Locate every line that holds the string "LFWR" and copy it.
START
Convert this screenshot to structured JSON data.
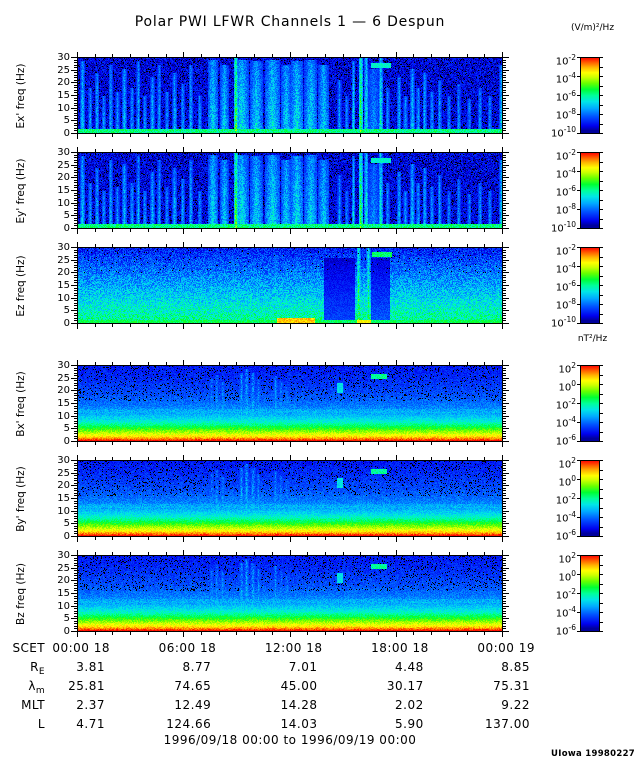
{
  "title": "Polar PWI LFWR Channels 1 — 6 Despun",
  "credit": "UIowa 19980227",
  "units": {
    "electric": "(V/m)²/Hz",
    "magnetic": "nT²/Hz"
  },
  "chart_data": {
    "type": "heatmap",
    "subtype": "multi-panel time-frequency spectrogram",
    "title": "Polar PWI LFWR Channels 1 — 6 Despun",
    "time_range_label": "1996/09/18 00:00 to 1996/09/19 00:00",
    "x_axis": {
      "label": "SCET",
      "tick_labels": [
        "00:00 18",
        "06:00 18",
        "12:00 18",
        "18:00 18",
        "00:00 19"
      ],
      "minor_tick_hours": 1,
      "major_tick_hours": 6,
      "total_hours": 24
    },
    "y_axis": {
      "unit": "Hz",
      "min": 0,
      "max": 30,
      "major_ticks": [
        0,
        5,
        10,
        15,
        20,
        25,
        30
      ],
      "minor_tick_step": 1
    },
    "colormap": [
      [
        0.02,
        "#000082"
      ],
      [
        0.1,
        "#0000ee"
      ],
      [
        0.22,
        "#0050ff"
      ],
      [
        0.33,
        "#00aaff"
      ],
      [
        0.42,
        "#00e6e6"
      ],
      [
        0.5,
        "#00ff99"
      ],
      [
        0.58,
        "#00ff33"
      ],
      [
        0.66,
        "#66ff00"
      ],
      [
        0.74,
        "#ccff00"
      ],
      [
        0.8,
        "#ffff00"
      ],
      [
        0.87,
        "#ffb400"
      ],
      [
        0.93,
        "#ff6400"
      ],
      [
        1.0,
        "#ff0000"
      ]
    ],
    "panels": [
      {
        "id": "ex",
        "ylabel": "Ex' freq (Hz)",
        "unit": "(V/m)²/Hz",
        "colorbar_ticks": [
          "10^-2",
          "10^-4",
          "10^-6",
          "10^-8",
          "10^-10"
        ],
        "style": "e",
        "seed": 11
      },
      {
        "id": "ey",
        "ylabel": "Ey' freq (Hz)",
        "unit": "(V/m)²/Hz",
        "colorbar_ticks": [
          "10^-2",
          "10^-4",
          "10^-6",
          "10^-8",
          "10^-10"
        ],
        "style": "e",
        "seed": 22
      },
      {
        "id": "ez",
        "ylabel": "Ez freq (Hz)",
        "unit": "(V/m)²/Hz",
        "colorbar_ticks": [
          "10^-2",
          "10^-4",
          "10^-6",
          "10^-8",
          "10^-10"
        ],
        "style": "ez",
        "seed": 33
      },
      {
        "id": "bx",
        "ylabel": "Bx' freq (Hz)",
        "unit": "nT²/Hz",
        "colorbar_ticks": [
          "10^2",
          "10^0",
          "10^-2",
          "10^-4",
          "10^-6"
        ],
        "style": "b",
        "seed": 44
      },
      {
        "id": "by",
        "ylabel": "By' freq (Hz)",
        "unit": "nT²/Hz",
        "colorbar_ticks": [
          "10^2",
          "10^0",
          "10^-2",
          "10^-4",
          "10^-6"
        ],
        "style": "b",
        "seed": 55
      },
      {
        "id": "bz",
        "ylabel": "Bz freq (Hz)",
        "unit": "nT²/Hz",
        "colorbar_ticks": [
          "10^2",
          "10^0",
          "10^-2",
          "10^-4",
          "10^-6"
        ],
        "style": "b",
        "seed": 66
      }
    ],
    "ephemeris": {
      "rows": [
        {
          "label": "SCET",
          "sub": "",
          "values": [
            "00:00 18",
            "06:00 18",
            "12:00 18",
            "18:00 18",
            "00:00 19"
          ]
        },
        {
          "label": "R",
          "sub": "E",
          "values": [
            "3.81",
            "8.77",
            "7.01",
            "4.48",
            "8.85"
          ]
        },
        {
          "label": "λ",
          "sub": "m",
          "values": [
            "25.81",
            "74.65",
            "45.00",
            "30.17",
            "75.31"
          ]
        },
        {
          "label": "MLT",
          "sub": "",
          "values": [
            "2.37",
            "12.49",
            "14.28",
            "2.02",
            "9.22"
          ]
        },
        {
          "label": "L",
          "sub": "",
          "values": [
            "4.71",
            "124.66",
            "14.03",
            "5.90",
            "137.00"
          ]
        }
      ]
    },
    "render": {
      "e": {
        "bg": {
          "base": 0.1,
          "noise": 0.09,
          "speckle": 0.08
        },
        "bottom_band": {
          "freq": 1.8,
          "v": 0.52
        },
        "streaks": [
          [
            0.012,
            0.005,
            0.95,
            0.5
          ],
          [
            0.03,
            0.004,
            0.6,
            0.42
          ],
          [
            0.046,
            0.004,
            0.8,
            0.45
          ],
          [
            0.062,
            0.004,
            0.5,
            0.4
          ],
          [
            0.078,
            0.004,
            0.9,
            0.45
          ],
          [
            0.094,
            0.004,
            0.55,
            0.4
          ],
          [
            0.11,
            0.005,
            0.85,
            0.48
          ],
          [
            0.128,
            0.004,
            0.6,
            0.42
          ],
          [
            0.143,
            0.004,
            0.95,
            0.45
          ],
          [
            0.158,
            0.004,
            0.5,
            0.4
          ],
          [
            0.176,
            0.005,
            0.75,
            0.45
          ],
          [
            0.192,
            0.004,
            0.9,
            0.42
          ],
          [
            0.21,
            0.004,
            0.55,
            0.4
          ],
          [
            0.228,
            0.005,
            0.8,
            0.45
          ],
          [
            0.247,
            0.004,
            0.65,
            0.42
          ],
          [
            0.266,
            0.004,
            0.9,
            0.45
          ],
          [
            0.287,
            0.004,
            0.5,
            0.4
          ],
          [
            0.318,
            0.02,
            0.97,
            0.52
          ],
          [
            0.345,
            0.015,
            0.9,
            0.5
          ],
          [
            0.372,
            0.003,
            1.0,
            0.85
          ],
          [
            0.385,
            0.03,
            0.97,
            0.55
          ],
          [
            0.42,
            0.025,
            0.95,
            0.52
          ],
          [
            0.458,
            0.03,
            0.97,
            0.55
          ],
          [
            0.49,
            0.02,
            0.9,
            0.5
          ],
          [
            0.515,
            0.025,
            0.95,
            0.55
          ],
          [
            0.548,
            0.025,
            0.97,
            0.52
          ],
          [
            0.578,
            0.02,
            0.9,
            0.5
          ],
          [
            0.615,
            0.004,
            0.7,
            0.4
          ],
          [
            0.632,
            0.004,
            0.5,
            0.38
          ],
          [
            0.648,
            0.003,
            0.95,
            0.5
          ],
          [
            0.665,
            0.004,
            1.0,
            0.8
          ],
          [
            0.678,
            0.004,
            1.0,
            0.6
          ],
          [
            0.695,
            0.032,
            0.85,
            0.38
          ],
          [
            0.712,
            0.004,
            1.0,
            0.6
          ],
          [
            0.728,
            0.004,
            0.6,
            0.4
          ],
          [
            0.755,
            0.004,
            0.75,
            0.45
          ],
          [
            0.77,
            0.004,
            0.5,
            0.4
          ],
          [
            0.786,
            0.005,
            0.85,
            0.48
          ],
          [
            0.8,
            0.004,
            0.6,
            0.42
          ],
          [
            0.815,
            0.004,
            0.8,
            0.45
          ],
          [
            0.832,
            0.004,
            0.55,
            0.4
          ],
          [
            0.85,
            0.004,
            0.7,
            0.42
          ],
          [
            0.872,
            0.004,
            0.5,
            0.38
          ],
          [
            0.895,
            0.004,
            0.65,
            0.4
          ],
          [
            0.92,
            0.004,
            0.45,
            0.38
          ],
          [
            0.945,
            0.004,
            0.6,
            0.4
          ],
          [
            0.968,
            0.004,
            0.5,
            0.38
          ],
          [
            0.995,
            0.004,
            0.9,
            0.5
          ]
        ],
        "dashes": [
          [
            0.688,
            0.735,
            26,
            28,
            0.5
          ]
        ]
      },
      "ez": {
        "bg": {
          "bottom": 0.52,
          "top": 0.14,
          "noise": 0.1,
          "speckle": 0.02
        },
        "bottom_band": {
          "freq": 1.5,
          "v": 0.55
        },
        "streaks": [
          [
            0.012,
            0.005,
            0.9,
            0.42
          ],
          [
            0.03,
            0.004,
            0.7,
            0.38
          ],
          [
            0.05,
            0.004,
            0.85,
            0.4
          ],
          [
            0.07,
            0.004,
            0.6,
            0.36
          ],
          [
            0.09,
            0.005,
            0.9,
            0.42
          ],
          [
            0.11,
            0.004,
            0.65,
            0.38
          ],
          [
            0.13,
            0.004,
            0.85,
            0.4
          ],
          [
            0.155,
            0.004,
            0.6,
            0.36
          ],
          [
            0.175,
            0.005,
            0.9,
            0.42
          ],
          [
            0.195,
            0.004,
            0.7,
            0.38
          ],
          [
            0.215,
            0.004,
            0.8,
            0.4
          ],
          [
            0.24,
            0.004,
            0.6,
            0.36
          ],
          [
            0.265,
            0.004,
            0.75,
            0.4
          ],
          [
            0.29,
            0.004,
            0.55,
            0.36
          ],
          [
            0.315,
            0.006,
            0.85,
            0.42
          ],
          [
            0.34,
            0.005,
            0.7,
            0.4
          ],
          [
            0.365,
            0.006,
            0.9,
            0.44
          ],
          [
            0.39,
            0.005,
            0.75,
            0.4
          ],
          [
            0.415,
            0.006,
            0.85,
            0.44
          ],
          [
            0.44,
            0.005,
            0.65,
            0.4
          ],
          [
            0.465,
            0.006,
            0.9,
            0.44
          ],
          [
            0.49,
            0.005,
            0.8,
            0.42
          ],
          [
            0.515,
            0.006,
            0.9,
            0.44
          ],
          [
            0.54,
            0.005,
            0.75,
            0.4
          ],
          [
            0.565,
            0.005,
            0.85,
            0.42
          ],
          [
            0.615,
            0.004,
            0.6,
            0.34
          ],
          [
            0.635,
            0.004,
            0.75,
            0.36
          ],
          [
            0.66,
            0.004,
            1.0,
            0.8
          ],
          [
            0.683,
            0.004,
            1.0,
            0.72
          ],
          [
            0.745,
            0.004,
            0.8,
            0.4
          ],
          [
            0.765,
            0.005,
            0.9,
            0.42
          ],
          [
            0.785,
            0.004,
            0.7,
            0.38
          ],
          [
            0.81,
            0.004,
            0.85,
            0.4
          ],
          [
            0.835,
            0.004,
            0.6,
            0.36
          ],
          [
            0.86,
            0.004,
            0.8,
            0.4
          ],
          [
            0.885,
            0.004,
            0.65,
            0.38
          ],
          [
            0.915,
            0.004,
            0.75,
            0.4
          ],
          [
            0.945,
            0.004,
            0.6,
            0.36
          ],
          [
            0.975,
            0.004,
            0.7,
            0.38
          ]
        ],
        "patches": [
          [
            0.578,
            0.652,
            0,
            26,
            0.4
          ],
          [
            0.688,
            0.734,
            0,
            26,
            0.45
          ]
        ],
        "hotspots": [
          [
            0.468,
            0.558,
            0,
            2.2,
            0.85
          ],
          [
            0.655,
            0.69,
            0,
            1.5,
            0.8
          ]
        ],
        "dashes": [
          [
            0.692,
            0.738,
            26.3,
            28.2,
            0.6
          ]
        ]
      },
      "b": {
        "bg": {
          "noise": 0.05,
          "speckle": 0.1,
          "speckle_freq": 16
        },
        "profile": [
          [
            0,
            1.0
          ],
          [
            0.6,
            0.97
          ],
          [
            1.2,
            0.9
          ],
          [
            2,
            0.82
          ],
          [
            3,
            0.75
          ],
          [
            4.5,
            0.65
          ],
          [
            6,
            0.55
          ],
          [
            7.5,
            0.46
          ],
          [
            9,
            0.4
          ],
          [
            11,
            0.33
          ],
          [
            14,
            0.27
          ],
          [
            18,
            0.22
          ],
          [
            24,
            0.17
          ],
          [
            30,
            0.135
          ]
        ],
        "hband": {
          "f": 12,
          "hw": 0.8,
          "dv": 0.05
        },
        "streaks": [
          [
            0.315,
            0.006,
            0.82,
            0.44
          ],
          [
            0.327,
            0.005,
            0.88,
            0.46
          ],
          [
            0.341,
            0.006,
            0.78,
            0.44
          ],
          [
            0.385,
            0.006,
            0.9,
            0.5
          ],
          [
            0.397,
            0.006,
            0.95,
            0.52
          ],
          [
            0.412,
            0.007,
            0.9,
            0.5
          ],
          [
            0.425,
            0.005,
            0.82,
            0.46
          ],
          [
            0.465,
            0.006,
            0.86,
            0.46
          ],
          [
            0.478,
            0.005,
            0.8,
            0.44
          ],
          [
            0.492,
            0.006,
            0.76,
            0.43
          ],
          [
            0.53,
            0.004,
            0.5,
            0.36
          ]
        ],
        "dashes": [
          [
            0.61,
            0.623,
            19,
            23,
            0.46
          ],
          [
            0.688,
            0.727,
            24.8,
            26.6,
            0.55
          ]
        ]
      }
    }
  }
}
END
ANSWER
  "title": "Polar PWI LFWR Channels 1 — 6 Despun",
    "title": "Polar PWI LFWR Channels 1 — 6 Despun",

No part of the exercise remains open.